THE REQUEST »
Return the whole listing, line for line, without the pictures in it.

Figure record extracts:
_ _ _ _ _ _ _

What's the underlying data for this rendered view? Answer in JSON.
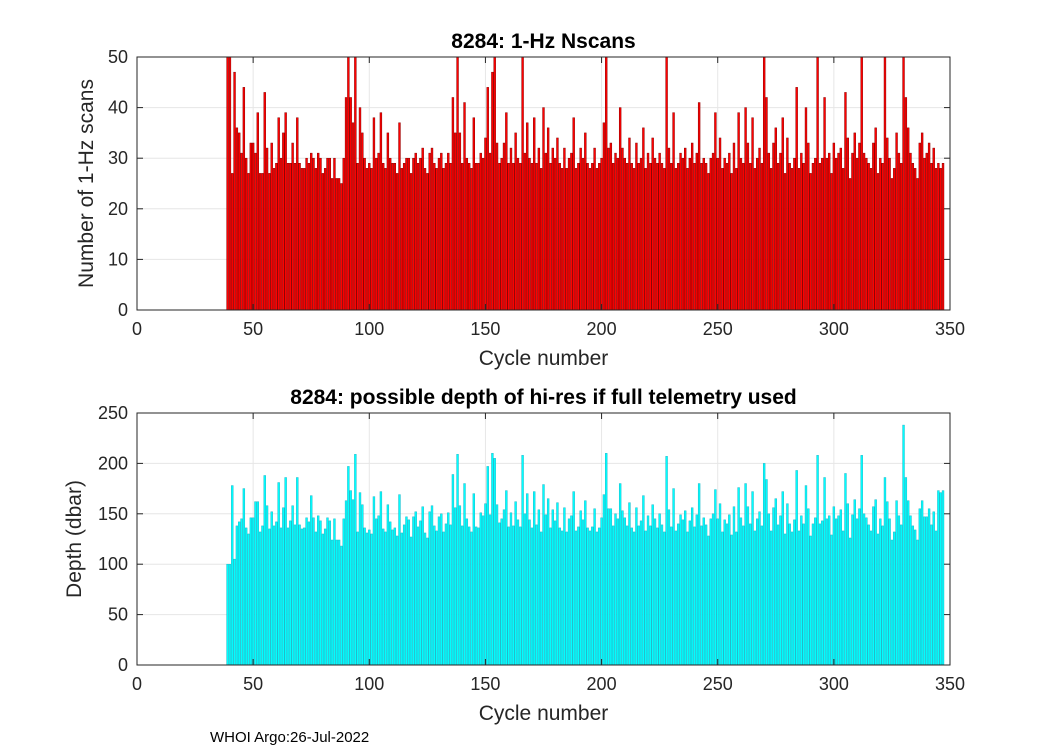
{
  "footer": "WHOI Argo:26-Jul-2022",
  "chart_data": [
    {
      "type": "bar",
      "title": "8284: 1-Hz Nscans",
      "xlabel": "Cycle number",
      "ylabel": "Number of 1-Hz scans",
      "xlim": [
        0,
        350
      ],
      "ylim": [
        0,
        50
      ],
      "xticks": [
        0,
        50,
        100,
        150,
        200,
        250,
        300,
        350
      ],
      "yticks": [
        0,
        10,
        20,
        30,
        40,
        50
      ],
      "grid": true,
      "color": "#ff0000",
      "edge_color": "#8b0000",
      "x_start": 39,
      "values": [
        50,
        50,
        27,
        47,
        36,
        35,
        31,
        44,
        30,
        27,
        33,
        33,
        31,
        39,
        27,
        27,
        43,
        32,
        27,
        33,
        28,
        29,
        38,
        30,
        35,
        39,
        29,
        29,
        33,
        29,
        38,
        29,
        28,
        28,
        30,
        29,
        31,
        30,
        28,
        31,
        30,
        27,
        28,
        30,
        30,
        26,
        30,
        26,
        26,
        25,
        30,
        42,
        50,
        42,
        37,
        50,
        29,
        40,
        35,
        30,
        28,
        29,
        28,
        38,
        30,
        31,
        39,
        29,
        28,
        35,
        30,
        29,
        29,
        27,
        37,
        28,
        29,
        30,
        30,
        27,
        30,
        31,
        29,
        30,
        32,
        28,
        27,
        31,
        32,
        29,
        28,
        30,
        31,
        28,
        29,
        31,
        29,
        42,
        35,
        50,
        35,
        29,
        41,
        30,
        29,
        28,
        38,
        29,
        29,
        31,
        30,
        34,
        44,
        31,
        47,
        50,
        33,
        29,
        30,
        33,
        39,
        29,
        32,
        29,
        35,
        30,
        29,
        50,
        31,
        37,
        30,
        29,
        38,
        29,
        32,
        28,
        40,
        31,
        36,
        29,
        32,
        30,
        34,
        29,
        28,
        32,
        28,
        30,
        31,
        38,
        28,
        29,
        32,
        30,
        35,
        29,
        28,
        29,
        32,
        28,
        29,
        30,
        37,
        50,
        32,
        33,
        29,
        31,
        30,
        40,
        32,
        30,
        29,
        34,
        29,
        28,
        33,
        29,
        30,
        36,
        28,
        31,
        29,
        34,
        30,
        29,
        31,
        29,
        28,
        50,
        32,
        29,
        39,
        28,
        29,
        31,
        30,
        32,
        28,
        30,
        33,
        29,
        31,
        41,
        29,
        30,
        29,
        27,
        30,
        31,
        39,
        30,
        34,
        28,
        30,
        29,
        31,
        27,
        33,
        28,
        39,
        30,
        29,
        40,
        33,
        29,
        38,
        28,
        30,
        32,
        29,
        50,
        42,
        31,
        28,
        33,
        36,
        29,
        31,
        38,
        27,
        34,
        29,
        28,
        30,
        44,
        28,
        31,
        29,
        40,
        33,
        27,
        29,
        30,
        50,
        29,
        30,
        42,
        30,
        31,
        27,
        33,
        30,
        31,
        32,
        28,
        43,
        34,
        26,
        31,
        35,
        30,
        33,
        50,
        31,
        30,
        29,
        28,
        33,
        36,
        27,
        30,
        29,
        50,
        34,
        30,
        26,
        28,
        35,
        31,
        29,
        50,
        42,
        36,
        31,
        29,
        28,
        26,
        33,
        35,
        30,
        31,
        33,
        29,
        32,
        28,
        29,
        28,
        29
      ]
    },
    {
      "type": "bar",
      "title": "8284: possible depth of hi-res if full telemetry used",
      "xlabel": "Cycle number",
      "ylabel": "Depth (dbar)",
      "xlim": [
        0,
        350
      ],
      "ylim": [
        0,
        250
      ],
      "xticks": [
        0,
        50,
        100,
        150,
        200,
        250,
        300,
        350
      ],
      "yticks": [
        0,
        50,
        100,
        150,
        200,
        250
      ],
      "grid": true,
      "color": "#00ffff",
      "edge_color": "#1fb8c8",
      "x_start": 39,
      "values": [
        100,
        100,
        178,
        105,
        138,
        142,
        145,
        175,
        136,
        130,
        146,
        146,
        162,
        162,
        132,
        138,
        188,
        158,
        135,
        152,
        138,
        142,
        181,
        136,
        156,
        186,
        136,
        143,
        158,
        139,
        186,
        139,
        135,
        136,
        146,
        142,
        168,
        146,
        132,
        148,
        143,
        130,
        135,
        146,
        143,
        124,
        145,
        124,
        124,
        118,
        145,
        163,
        197,
        173,
        164,
        209,
        132,
        171,
        159,
        136,
        131,
        134,
        130,
        167,
        145,
        148,
        172,
        135,
        132,
        159,
        142,
        134,
        136,
        128,
        169,
        131,
        139,
        147,
        144,
        127,
        147,
        152,
        137,
        143,
        157,
        131,
        126,
        152,
        158,
        138,
        133,
        147,
        150,
        132,
        140,
        151,
        139,
        189,
        156,
        209,
        158,
        138,
        180,
        145,
        137,
        132,
        170,
        137,
        136,
        151,
        148,
        160,
        197,
        149,
        210,
        205,
        159,
        141,
        145,
        154,
        173,
        137,
        151,
        138,
        162,
        144,
        137,
        208,
        150,
        170,
        144,
        136,
        172,
        139,
        154,
        132,
        179,
        149,
        165,
        136,
        154,
        143,
        161,
        136,
        133,
        156,
        132,
        145,
        148,
        172,
        133,
        137,
        153,
        144,
        163,
        136,
        133,
        137,
        155,
        132,
        136,
        146,
        169,
        210,
        155,
        155,
        138,
        150,
        145,
        180,
        153,
        146,
        138,
        161,
        136,
        132,
        156,
        138,
        143,
        168,
        133,
        148,
        138,
        159,
        145,
        136,
        150,
        139,
        132,
        207,
        154,
        137,
        175,
        133,
        140,
        149,
        144,
        153,
        132,
        143,
        156,
        137,
        149,
        180,
        138,
        146,
        139,
        128,
        145,
        150,
        174,
        145,
        160,
        132,
        144,
        140,
        149,
        129,
        157,
        132,
        176,
        146,
        138,
        180,
        157,
        140,
        172,
        133,
        145,
        152,
        138,
        200,
        184,
        150,
        133,
        156,
        165,
        139,
        148,
        172,
        130,
        160,
        140,
        132,
        144,
        193,
        133,
        148,
        140,
        178,
        155,
        128,
        140,
        146,
        208,
        140,
        143,
        186,
        145,
        148,
        129,
        157,
        145,
        148,
        154,
        133,
        190,
        160,
        126,
        149,
        164,
        145,
        155,
        208,
        150,
        146,
        139,
        133,
        157,
        164,
        130,
        145,
        138,
        186,
        162,
        145,
        124,
        132,
        163,
        148,
        139,
        238,
        186,
        163,
        148,
        138,
        134,
        124,
        155,
        163,
        147,
        147,
        155,
        139,
        152,
        133,
        173,
        171,
        173
      ]
    }
  ]
}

_ _ _ _ _ _ _

SOLUTION TO THIS PROBLEM »
What's the underlying data for this rendered view? Answer in JSON.
{
  "footer": "WHOI Argo:26-Jul-2022",
  "chart_data": [
    {
      "type": "bar",
      "title": "8284: 1-Hz Nscans",
      "xlabel": "Cycle number",
      "ylabel": "Number of 1-Hz scans",
      "xlim": [
        0,
        350
      ],
      "ylim": [
        0,
        50
      ],
      "xticks": [
        0,
        50,
        100,
        150,
        200,
        250,
        300,
        350
      ],
      "yticks": [
        0,
        10,
        20,
        30,
        40,
        50
      ],
      "grid": true,
      "color": "#ff0000",
      "edge_color": "#8b0000",
      "x_start": 39,
      "values": [
        50,
        50,
        27,
        47,
        36,
        35,
        31,
        44,
        30,
        27,
        33,
        33,
        31,
        39,
        27,
        27,
        43,
        32,
        27,
        33,
        28,
        29,
        38,
        30,
        35,
        39,
        29,
        29,
        33,
        29,
        38,
        29,
        28,
        28,
        30,
        29,
        31,
        30,
        28,
        31,
        30,
        27,
        28,
        30,
        30,
        26,
        30,
        26,
        26,
        25,
        30,
        42,
        50,
        42,
        37,
        50,
        29,
        40,
        35,
        30,
        28,
        29,
        28,
        38,
        30,
        31,
        39,
        29,
        28,
        35,
        30,
        29,
        29,
        27,
        37,
        28,
        29,
        30,
        30,
        27,
        30,
        31,
        29,
        30,
        32,
        28,
        27,
        31,
        32,
        29,
        28,
        30,
        31,
        28,
        29,
        31,
        29,
        42,
        35,
        50,
        35,
        29,
        41,
        30,
        29,
        28,
        38,
        29,
        29,
        31,
        30,
        34,
        44,
        31,
        47,
        50,
        33,
        29,
        30,
        33,
        39,
        29,
        32,
        29,
        35,
        30,
        29,
        50,
        31,
        37,
        30,
        29,
        38,
        29,
        32,
        28,
        40,
        31,
        36,
        29,
        32,
        30,
        34,
        29,
        28,
        32,
        28,
        30,
        31,
        38,
        28,
        29,
        32,
        30,
        35,
        29,
        28,
        29,
        32,
        28,
        29,
        30,
        37,
        50,
        32,
        33,
        29,
        31,
        30,
        40,
        32,
        30,
        29,
        34,
        29,
        28,
        33,
        29,
        30,
        36,
        28,
        31,
        29,
        34,
        30,
        29,
        31,
        29,
        28,
        50,
        32,
        29,
        39,
        28,
        29,
        31,
        30,
        32,
        28,
        30,
        33,
        29,
        31,
        41,
        29,
        30,
        29,
        27,
        30,
        31,
        39,
        30,
        34,
        28,
        30,
        29,
        31,
        27,
        33,
        28,
        39,
        30,
        29,
        40,
        33,
        29,
        38,
        28,
        30,
        32,
        29,
        50,
        42,
        31,
        28,
        33,
        36,
        29,
        31,
        38,
        27,
        34,
        29,
        28,
        30,
        44,
        28,
        31,
        29,
        40,
        33,
        27,
        29,
        30,
        50,
        29,
        30,
        42,
        30,
        31,
        27,
        33,
        30,
        31,
        32,
        28,
        43,
        34,
        26,
        31,
        35,
        30,
        33,
        50,
        31,
        30,
        29,
        28,
        33,
        36,
        27,
        30,
        29,
        50,
        34,
        30,
        26,
        28,
        35,
        31,
        29,
        50,
        42,
        36,
        31,
        29,
        28,
        26,
        33,
        35,
        30,
        31,
        33,
        29,
        32,
        28,
        29,
        28,
        29
      ]
    },
    {
      "type": "bar",
      "title": "8284: possible depth of hi-res if full telemetry used",
      "xlabel": "Cycle number",
      "ylabel": "Depth (dbar)",
      "xlim": [
        0,
        350
      ],
      "ylim": [
        0,
        250
      ],
      "xticks": [
        0,
        50,
        100,
        150,
        200,
        250,
        300,
        350
      ],
      "yticks": [
        0,
        50,
        100,
        150,
        200,
        250
      ],
      "grid": true,
      "color": "#00ffff",
      "edge_color": "#1fb8c8",
      "x_start": 39,
      "values": [
        100,
        100,
        178,
        105,
        138,
        142,
        145,
        175,
        136,
        130,
        146,
        146,
        162,
        162,
        132,
        138,
        188,
        158,
        135,
        152,
        138,
        142,
        181,
        136,
        156,
        186,
        136,
        143,
        158,
        139,
        186,
        139,
        135,
        136,
        146,
        142,
        168,
        146,
        132,
        148,
        143,
        130,
        135,
        146,
        143,
        124,
        145,
        124,
        124,
        118,
        145,
        163,
        197,
        173,
        164,
        209,
        132,
        171,
        159,
        136,
        131,
        134,
        130,
        167,
        145,
        148,
        172,
        135,
        132,
        159,
        142,
        134,
        136,
        128,
        169,
        131,
        139,
        147,
        144,
        127,
        147,
        152,
        137,
        143,
        157,
        131,
        126,
        152,
        158,
        138,
        133,
        147,
        150,
        132,
        140,
        151,
        139,
        189,
        156,
        209,
        158,
        138,
        180,
        145,
        137,
        132,
        170,
        137,
        136,
        151,
        148,
        160,
        197,
        149,
        210,
        205,
        159,
        141,
        145,
        154,
        173,
        137,
        151,
        138,
        162,
        144,
        137,
        208,
        150,
        170,
        144,
        136,
        172,
        139,
        154,
        132,
        179,
        149,
        165,
        136,
        154,
        143,
        161,
        136,
        133,
        156,
        132,
        145,
        148,
        172,
        133,
        137,
        153,
        144,
        163,
        136,
        133,
        137,
        155,
        132,
        136,
        146,
        169,
        210,
        155,
        155,
        138,
        150,
        145,
        180,
        153,
        146,
        138,
        161,
        136,
        132,
        156,
        138,
        143,
        168,
        133,
        148,
        138,
        159,
        145,
        136,
        150,
        139,
        132,
        207,
        154,
        137,
        175,
        133,
        140,
        149,
        144,
        153,
        132,
        143,
        156,
        137,
        149,
        180,
        138,
        146,
        139,
        128,
        145,
        150,
        174,
        145,
        160,
        132,
        144,
        140,
        149,
        129,
        157,
        132,
        176,
        146,
        138,
        180,
        157,
        140,
        172,
        133,
        145,
        152,
        138,
        200,
        184,
        150,
        133,
        156,
        165,
        139,
        148,
        172,
        130,
        160,
        140,
        132,
        144,
        193,
        133,
        148,
        140,
        178,
        155,
        128,
        140,
        146,
        208,
        140,
        143,
        186,
        145,
        148,
        129,
        157,
        145,
        148,
        154,
        133,
        190,
        160,
        126,
        149,
        164,
        145,
        155,
        208,
        150,
        146,
        139,
        133,
        157,
        164,
        130,
        145,
        138,
        186,
        162,
        145,
        124,
        132,
        163,
        148,
        139,
        238,
        186,
        163,
        148,
        138,
        134,
        124,
        155,
        163,
        147,
        147,
        155,
        139,
        152,
        133,
        173,
        171,
        173
      ]
    }
  ]
}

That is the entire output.